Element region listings

::::

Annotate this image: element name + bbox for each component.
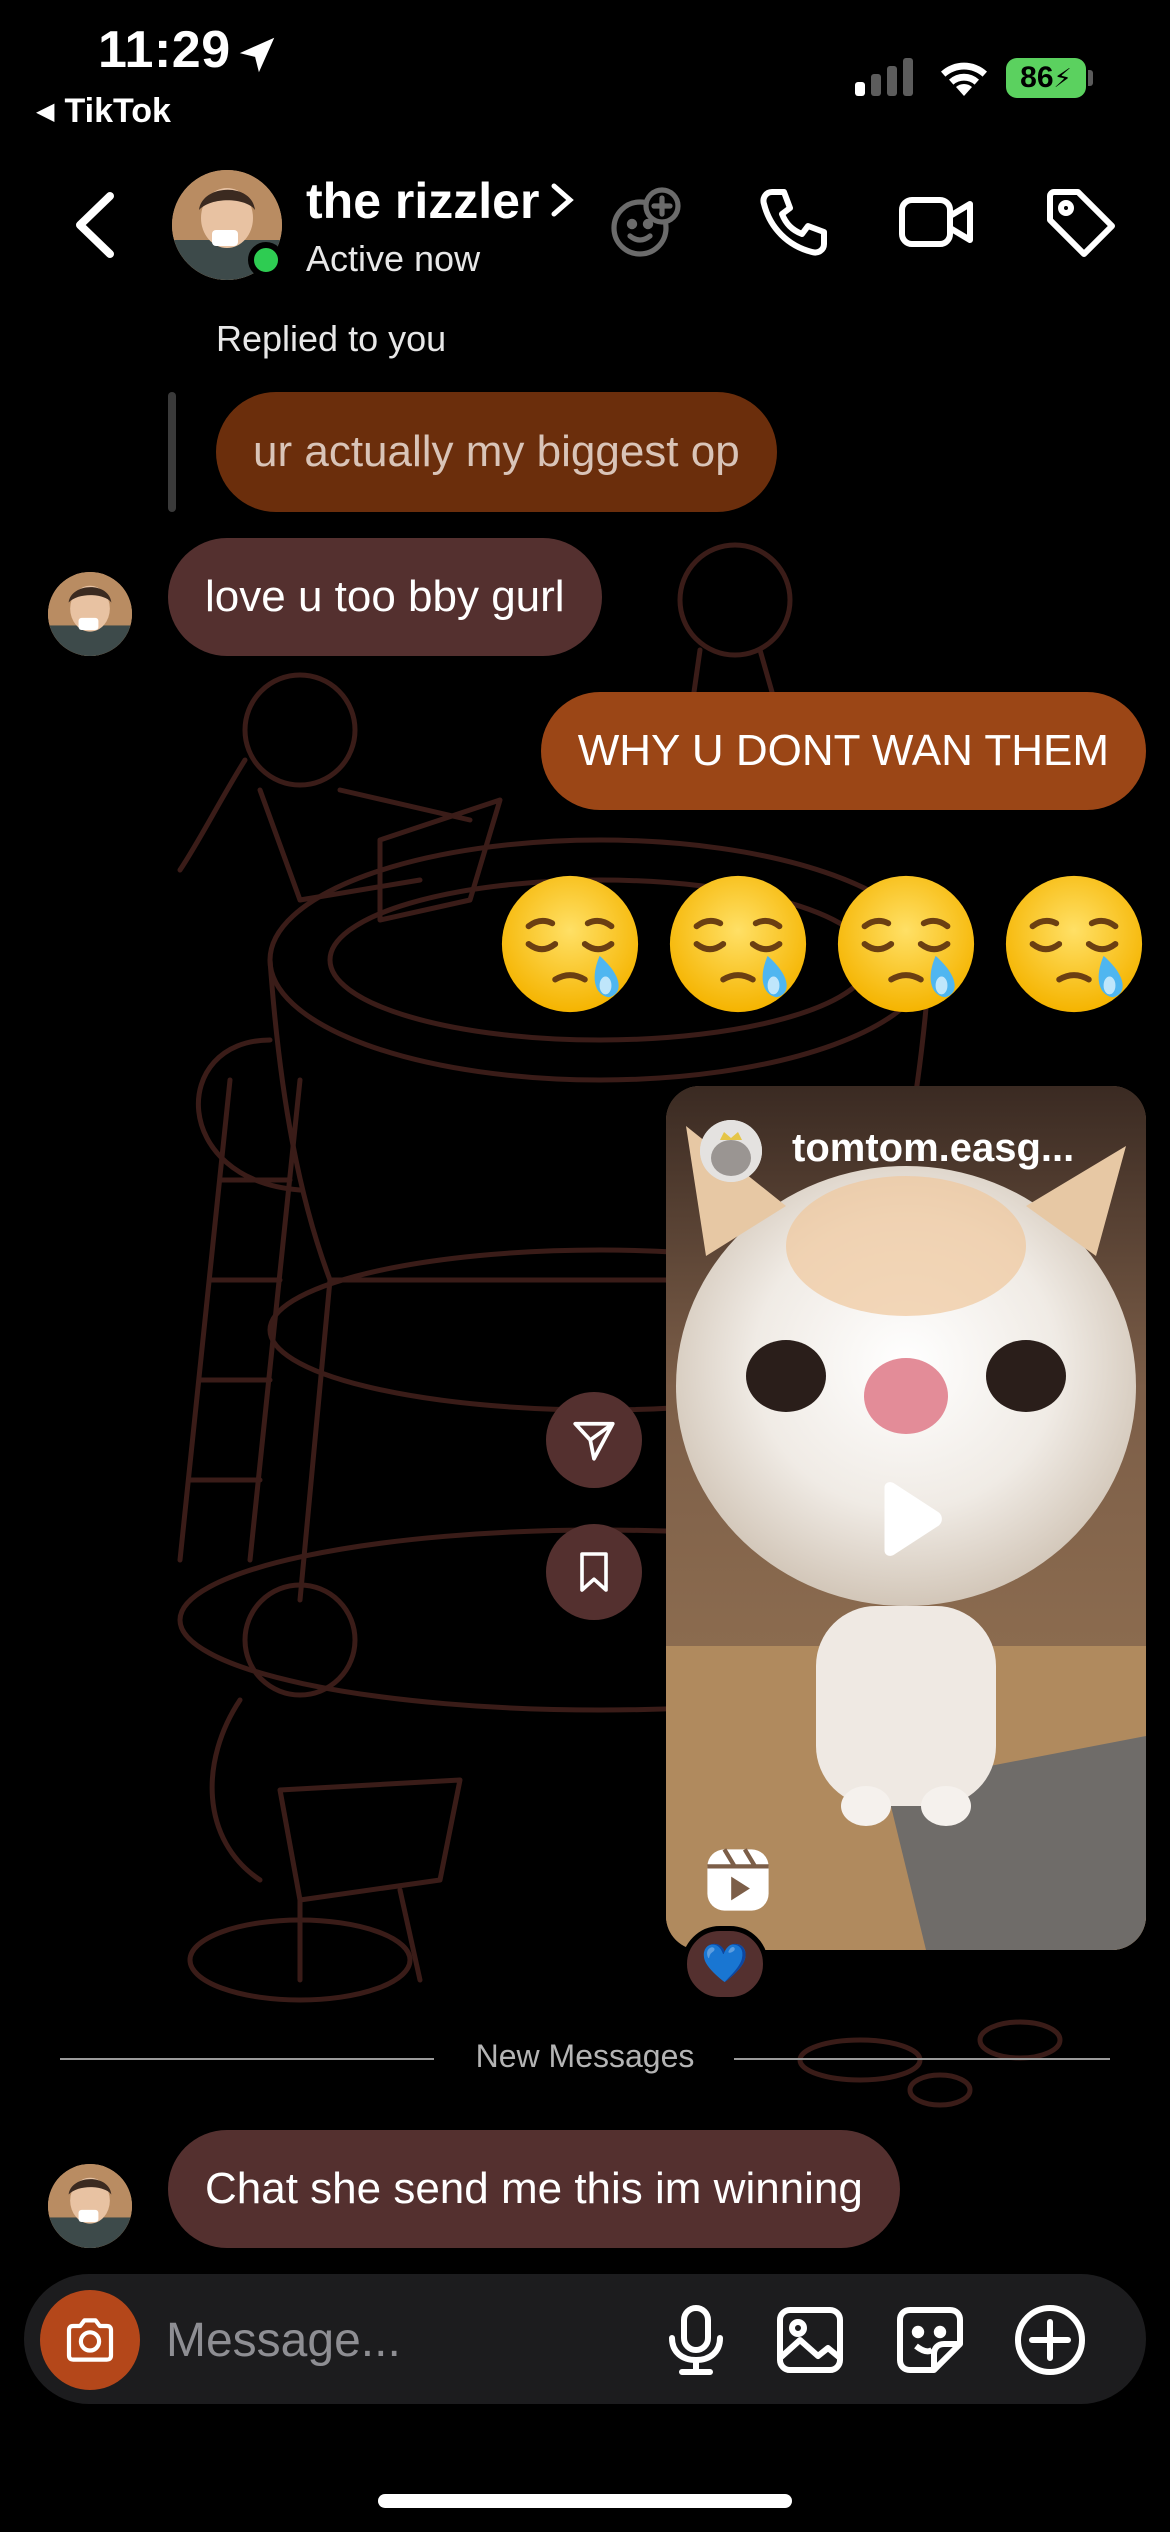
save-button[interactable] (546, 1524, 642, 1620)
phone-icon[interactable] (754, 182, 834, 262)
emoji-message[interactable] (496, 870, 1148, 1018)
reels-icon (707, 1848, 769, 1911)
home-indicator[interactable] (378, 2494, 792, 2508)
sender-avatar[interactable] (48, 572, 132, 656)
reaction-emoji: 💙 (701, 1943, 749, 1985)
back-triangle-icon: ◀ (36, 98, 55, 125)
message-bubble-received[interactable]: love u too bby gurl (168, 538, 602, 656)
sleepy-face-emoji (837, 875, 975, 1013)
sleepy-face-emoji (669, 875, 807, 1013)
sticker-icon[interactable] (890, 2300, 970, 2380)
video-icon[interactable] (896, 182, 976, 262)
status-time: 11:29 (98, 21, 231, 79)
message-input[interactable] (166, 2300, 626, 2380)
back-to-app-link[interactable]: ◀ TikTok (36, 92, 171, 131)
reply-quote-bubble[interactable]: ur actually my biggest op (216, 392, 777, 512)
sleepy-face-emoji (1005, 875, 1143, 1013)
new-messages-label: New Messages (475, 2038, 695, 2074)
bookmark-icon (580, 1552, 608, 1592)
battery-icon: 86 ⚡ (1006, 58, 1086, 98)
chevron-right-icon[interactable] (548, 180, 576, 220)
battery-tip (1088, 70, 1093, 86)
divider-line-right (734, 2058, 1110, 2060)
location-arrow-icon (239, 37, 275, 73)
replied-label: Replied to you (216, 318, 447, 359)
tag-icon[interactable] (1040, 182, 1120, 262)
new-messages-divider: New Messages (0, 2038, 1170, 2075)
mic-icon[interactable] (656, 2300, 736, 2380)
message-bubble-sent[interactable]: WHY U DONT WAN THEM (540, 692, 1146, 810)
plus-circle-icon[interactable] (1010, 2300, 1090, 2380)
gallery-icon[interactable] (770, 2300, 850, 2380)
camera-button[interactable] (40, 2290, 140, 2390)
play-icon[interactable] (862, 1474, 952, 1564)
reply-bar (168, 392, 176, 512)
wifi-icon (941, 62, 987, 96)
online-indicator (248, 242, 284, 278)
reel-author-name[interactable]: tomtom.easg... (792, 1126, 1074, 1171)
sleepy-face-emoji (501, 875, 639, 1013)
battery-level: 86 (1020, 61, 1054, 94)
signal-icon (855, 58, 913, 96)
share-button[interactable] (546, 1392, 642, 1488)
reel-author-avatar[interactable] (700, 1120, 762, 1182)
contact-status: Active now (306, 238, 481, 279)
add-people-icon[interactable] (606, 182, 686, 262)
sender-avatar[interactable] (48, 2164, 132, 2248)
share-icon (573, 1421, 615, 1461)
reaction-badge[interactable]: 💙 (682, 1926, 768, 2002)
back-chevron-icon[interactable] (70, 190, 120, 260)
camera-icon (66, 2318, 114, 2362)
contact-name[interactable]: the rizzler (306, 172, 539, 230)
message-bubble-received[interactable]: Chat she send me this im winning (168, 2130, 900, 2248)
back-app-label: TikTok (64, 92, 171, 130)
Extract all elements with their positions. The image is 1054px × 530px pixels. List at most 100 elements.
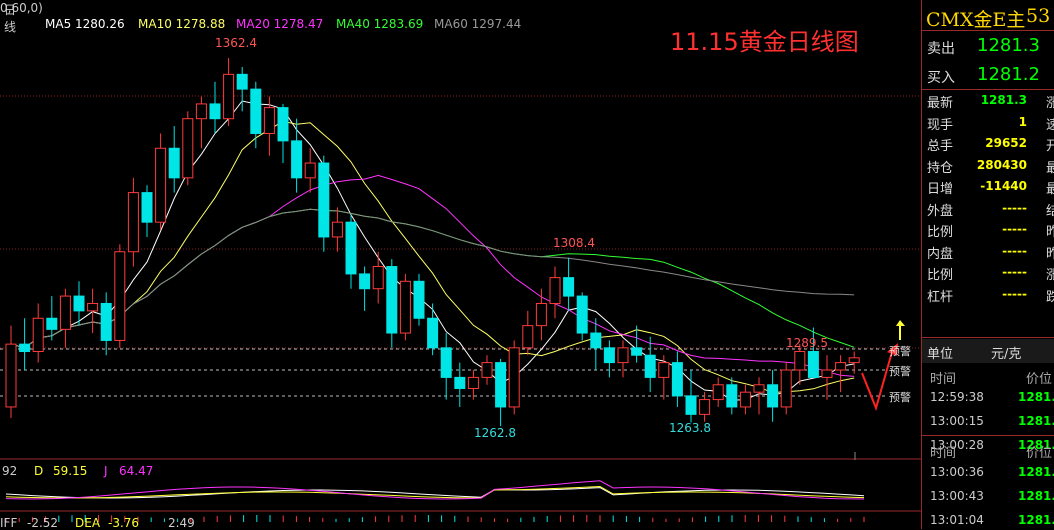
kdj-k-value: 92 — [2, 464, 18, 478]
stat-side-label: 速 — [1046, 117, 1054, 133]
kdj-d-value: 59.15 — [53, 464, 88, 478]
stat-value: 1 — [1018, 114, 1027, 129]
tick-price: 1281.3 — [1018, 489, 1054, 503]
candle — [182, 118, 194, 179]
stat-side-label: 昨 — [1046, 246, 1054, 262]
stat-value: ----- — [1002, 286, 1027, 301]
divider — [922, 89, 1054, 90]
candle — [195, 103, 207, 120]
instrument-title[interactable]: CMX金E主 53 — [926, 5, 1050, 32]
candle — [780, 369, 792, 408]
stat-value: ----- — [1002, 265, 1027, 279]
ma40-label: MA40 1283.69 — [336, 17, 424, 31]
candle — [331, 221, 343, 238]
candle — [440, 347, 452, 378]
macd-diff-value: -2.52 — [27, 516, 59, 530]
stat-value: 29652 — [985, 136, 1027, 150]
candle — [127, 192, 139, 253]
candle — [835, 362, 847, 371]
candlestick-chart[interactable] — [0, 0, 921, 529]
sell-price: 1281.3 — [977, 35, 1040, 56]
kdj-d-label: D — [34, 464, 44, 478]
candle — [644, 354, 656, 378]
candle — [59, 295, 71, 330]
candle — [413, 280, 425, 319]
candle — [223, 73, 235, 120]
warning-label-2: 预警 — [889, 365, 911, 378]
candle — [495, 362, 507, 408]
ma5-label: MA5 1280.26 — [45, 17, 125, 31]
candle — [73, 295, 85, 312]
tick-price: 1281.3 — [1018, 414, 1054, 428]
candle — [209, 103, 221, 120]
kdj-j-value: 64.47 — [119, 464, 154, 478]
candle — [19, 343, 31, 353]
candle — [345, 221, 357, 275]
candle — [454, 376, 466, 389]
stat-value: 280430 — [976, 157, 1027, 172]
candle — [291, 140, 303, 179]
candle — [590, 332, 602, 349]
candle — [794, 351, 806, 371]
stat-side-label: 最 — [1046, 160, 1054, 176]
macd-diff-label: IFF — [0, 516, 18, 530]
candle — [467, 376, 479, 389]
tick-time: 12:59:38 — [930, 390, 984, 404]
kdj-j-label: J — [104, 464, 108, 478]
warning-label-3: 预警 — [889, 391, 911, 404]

::::

What needs to be done: Quote every line of the records above verbatim, omitting the pictures.

Answer for this exercise:
Annotate this image: element name + bbox for each component.
save-button[interactable] (546, 1524, 642, 1620)
phone-icon[interactable] (754, 182, 834, 262)
emoji-message[interactable] (496, 870, 1148, 1018)
reels-icon (707, 1848, 769, 1911)
home-indicator[interactable] (378, 2494, 792, 2508)
sender-avatar[interactable] (48, 572, 132, 656)
reaction-emoji: 💙 (701, 1943, 749, 1985)
back-triangle-icon: ◀ (36, 98, 55, 125)
message-bubble-received[interactable]: love u too bby gurl (168, 538, 602, 656)
sleepy-face-emoji (837, 875, 975, 1013)
sleepy-face-emoji (669, 875, 807, 1013)
sticker-icon[interactable] (890, 2300, 970, 2380)
video-icon[interactable] (896, 182, 976, 262)
status-time: 11:29 (98, 21, 231, 79)
message-input[interactable] (166, 2300, 626, 2380)
back-to-app-link[interactable]: ◀ TikTok (36, 92, 171, 131)
reply-quote-bubble[interactable]: ur actually my biggest op (216, 392, 777, 512)
sleepy-face-emoji (1005, 875, 1143, 1013)
new-messages-label: New Messages (475, 2038, 695, 2074)
bookmark-icon (580, 1552, 608, 1592)
battery-icon: 86 ⚡ (1006, 58, 1086, 98)
chevron-right-icon[interactable] (548, 180, 576, 220)
battery-tip (1088, 70, 1093, 86)
divider-line-right (734, 2058, 1110, 2060)
location-arrow-icon (239, 37, 275, 73)
replied-label: Replied to you (216, 318, 447, 359)
tag-icon[interactable] (1040, 182, 1120, 262)
new-messages-divider: New Messages (0, 2038, 1170, 2075)
mic-icon[interactable] (656, 2300, 736, 2380)
message-bubble-sent[interactable]: WHY U DONT WAN THEM (540, 692, 1146, 810)
plus-circle-icon[interactable] (1010, 2300, 1090, 2380)
gallery-icon[interactable] (770, 2300, 850, 2380)
camera-button[interactable] (40, 2290, 140, 2390)
play-icon[interactable] (862, 1474, 952, 1564)
reply-bar (168, 392, 176, 512)
wifi-icon (941, 62, 987, 96)
online-indicator (248, 242, 284, 278)
reel-author-name[interactable]: tomtom.easg... (792, 1126, 1074, 1171)
sleepy-face-emoji (501, 875, 639, 1013)
battery-level: 86 (1020, 61, 1054, 94)
signal-icon (855, 58, 913, 96)
share-button[interactable] (546, 1392, 642, 1488)
reel-author-avatar[interactable] (700, 1120, 762, 1182)
contact-status: Active now (306, 238, 481, 279)
add-people-icon[interactable] (606, 182, 686, 262)
sender-avatar[interactable] (48, 2164, 132, 2248)
share-icon (573, 1421, 615, 1461)
reaction-badge[interactable]: 💙 (682, 1926, 768, 2002)
back-chevron-icon[interactable] (70, 190, 120, 260)
camera-icon (66, 2318, 114, 2362)
contact-name[interactable]: the rizzler (306, 172, 539, 230)
message-bubble-received[interactable]: Chat she send me this im winning (168, 2130, 900, 2248)
back-app-label: TikTok (64, 92, 171, 130)
Extract all elements with their positions. The image is 1054px × 530px pixels. List at most 100 elements.
kdj-k-value: 92 — [2, 464, 18, 478]
stat-side-label: 速 — [1046, 117, 1054, 133]
kdj-d-value: 59.15 — [53, 464, 88, 478]
stat-value: 1 — [1018, 114, 1027, 129]
tick-price: 1281.3 — [1018, 489, 1054, 503]
candle — [182, 118, 194, 179]
stat-side-label: 昨 — [1046, 246, 1054, 262]
stat-value: ----- — [1002, 286, 1027, 301]
divider — [922, 89, 1054, 90]
candle — [195, 103, 207, 120]
instrument-title[interactable]: CMX金E主 53 — [926, 5, 1050, 32]
candle — [780, 369, 792, 408]
stat-value: ----- — [1002, 265, 1027, 279]
ma40-label: MA40 1283.69 — [336, 17, 424, 31]
candle — [331, 221, 343, 238]
candle — [440, 347, 452, 378]
macd-diff-value: -2.52 — [27, 516, 59, 530]
stat-value: 29652 — [985, 136, 1027, 150]
candle — [127, 192, 139, 253]
candle — [835, 362, 847, 371]
candlestick-chart[interactable] — [0, 0, 921, 529]
sell-price: 1281.3 — [977, 35, 1040, 56]
kdj-d-label: D — [34, 464, 44, 478]
candle — [644, 354, 656, 378]
candle — [59, 295, 71, 330]
candle — [413, 280, 425, 319]
candle — [223, 73, 235, 120]
warning-label-2: 预警 — [889, 365, 911, 378]
candle — [495, 362, 507, 408]
ma5-label: MA5 1280.26 — [45, 17, 125, 31]
candle — [73, 295, 85, 312]
tick-price: 1281.3 — [1018, 414, 1054, 428]
candle — [209, 103, 221, 120]
kdj-j-value: 64.47 — [119, 464, 154, 478]
candle — [19, 343, 31, 353]
candle — [345, 221, 357, 275]
candle — [454, 376, 466, 389]
stat-value: 280430 — [976, 157, 1027, 172]
candle — [291, 140, 303, 179]
candle — [590, 332, 602, 349]
candle — [794, 351, 806, 371]
stat-side-label: 最 — [1046, 160, 1054, 176]
macd-diff-label: IFF — [0, 516, 18, 530]
candle — [467, 376, 479, 389]
tick-time: 12:59:38 — [930, 390, 984, 404]
kdj-j-label: J — [104, 464, 108, 478]
warning-label-3: 预警 — [889, 391, 911, 404]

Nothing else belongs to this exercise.